### Collection entries
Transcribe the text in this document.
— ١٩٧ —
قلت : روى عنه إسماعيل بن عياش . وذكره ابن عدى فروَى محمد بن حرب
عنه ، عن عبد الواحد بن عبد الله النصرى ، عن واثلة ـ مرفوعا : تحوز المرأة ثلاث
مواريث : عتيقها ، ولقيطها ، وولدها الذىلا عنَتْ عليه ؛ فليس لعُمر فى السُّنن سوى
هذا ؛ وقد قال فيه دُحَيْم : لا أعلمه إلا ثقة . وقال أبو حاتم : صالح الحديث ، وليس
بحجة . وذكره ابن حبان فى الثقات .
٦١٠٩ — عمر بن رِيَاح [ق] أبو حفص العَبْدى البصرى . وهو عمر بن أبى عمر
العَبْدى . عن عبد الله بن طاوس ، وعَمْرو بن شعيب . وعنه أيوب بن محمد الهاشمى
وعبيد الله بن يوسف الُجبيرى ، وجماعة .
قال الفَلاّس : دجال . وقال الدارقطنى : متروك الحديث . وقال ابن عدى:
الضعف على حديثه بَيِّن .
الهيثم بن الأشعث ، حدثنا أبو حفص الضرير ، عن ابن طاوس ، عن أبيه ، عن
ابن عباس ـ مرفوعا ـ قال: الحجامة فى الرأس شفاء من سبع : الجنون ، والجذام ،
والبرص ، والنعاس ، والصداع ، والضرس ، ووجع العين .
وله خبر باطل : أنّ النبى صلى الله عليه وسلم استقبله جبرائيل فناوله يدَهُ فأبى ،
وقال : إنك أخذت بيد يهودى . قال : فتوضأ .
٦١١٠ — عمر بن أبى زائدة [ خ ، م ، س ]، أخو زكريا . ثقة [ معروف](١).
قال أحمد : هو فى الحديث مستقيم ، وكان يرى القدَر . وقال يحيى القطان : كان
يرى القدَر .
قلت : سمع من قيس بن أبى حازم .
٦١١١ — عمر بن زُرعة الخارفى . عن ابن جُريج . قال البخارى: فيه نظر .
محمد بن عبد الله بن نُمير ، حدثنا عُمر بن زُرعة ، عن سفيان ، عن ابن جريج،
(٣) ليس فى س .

### Task objective
Which lines contain "عليه"? Copy each of them.

### Written reply
مواريث : عتيقها ، ولقيطها ، وولدها الذىلا عنَتْ عليه ؛ فليس لعُمر فى السُّنن سوى
وله خبر باطل : أنّ النبى صلى الله عليه وسلم استقبله جبرائيل فناوله يدَهُ فأبى ،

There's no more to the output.